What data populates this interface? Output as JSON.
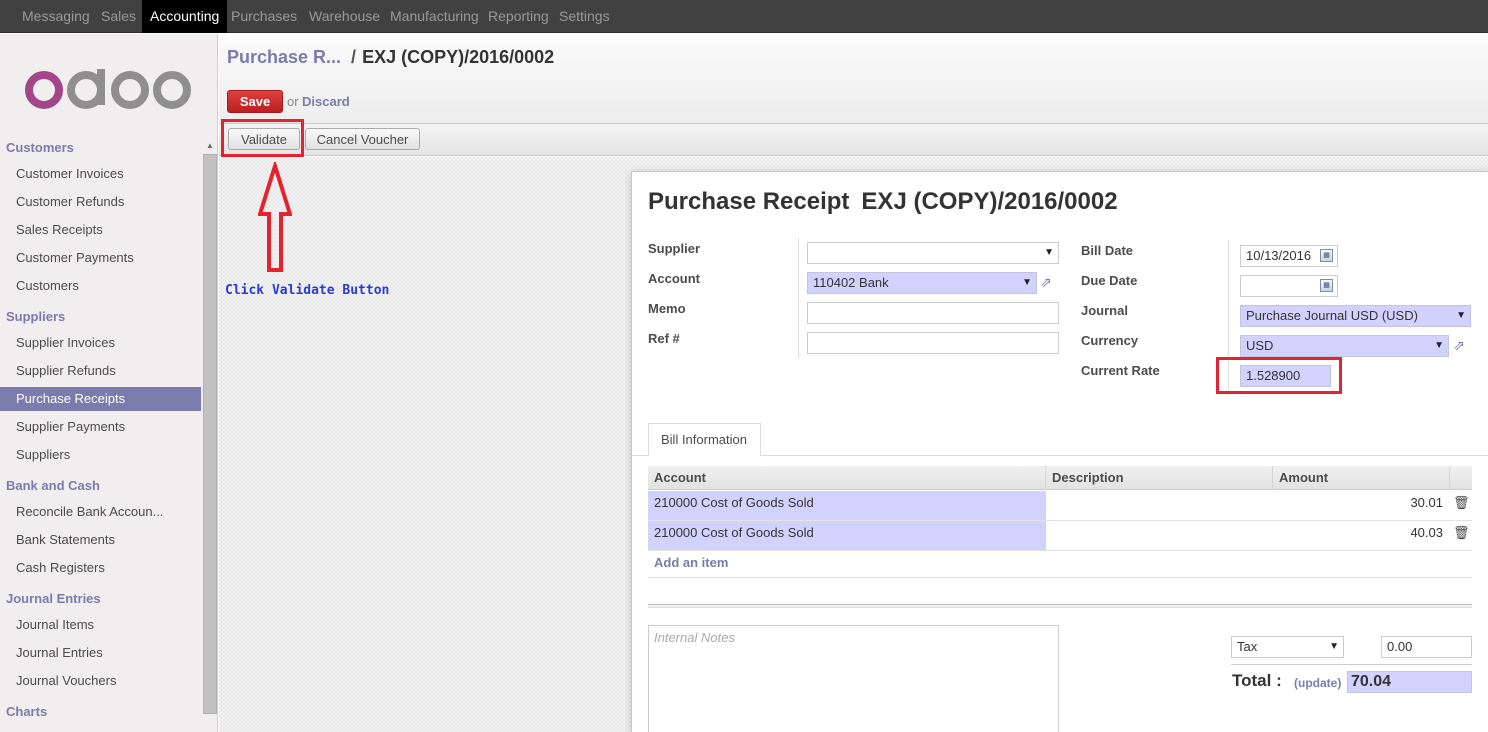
{
  "topnav": {
    "items": [
      "Messaging",
      "Sales",
      "Accounting",
      "Purchases",
      "Warehouse",
      "Manufacturing",
      "Reporting",
      "Settings"
    ],
    "active": "Accounting"
  },
  "logo_text": "odoo",
  "sidebar": {
    "sections": [
      {
        "title": "Customers",
        "items": [
          "Customer Invoices",
          "Customer Refunds",
          "Sales Receipts",
          "Customer Payments",
          "Customers"
        ]
      },
      {
        "title": "Suppliers",
        "items": [
          "Supplier Invoices",
          "Supplier Refunds",
          "Purchase Receipts",
          "Supplier Payments",
          "Suppliers"
        ]
      },
      {
        "title": "Bank and Cash",
        "items": [
          "Reconcile Bank Accoun...",
          "Bank Statements",
          "Cash Registers"
        ]
      },
      {
        "title": "Journal Entries",
        "items": [
          "Journal Items",
          "Journal Entries",
          "Journal Vouchers"
        ]
      },
      {
        "title": "Charts",
        "items": []
      }
    ],
    "active_item": "Purchase Receipts"
  },
  "breadcrumb": {
    "parent": "Purchase R...",
    "separator": "/",
    "current": "EXJ (COPY)/2016/0002"
  },
  "header": {
    "save_label": "Save",
    "or_text": "or",
    "discard_label": "Discard"
  },
  "toolbar": {
    "validate_label": "Validate",
    "cancel_voucher_label": "Cancel Voucher"
  },
  "annotation": {
    "text": "Click Validate Button"
  },
  "form": {
    "title": "Purchase Receipt",
    "reference": "EXJ (COPY)/2016/0002",
    "left_labels": {
      "supplier": "Supplier",
      "account": "Account",
      "memo": "Memo",
      "ref": "Ref #"
    },
    "supplier": "",
    "account": "110402 Bank",
    "memo": "",
    "ref": "",
    "right_labels": {
      "bill_date": "Bill Date",
      "due_date": "Due Date",
      "journal": "Journal",
      "currency": "Currency",
      "current_rate": "Current Rate"
    },
    "bill_date": "10/13/2016",
    "due_date": "",
    "journal": "Purchase Journal USD (USD)",
    "currency": "USD",
    "current_rate": "1.528900"
  },
  "tab": {
    "label": "Bill Information"
  },
  "lines": {
    "headers": {
      "account": "Account",
      "description": "Description",
      "amount": "Amount"
    },
    "rows": [
      {
        "account": "210000 Cost of Goods Sold",
        "description": "",
        "amount": "30.01"
      },
      {
        "account": "210000 Cost of Goods Sold",
        "description": "",
        "amount": "40.03"
      }
    ],
    "add_item_label": "Add an item"
  },
  "footer": {
    "notes_placeholder": "Internal Notes",
    "tax_label": "Tax",
    "tax_value": "0.00",
    "total_label": "Total :",
    "update_label": "(update)",
    "total_value": "70.04"
  },
  "colors": {
    "accent": "#7c7bad",
    "required_field": "#d2d2ff",
    "save_button": "#d03232",
    "highlight_box": "#e3232d",
    "annotation_text": "#2b3bd1"
  }
}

----

◆ WHAT THE TASK ASKS
Copy out every line of the data that includes "amount".

◆ SOLUTION
      "amount": "Amount"
        "amount": "30.01"
        "amount": "40.03"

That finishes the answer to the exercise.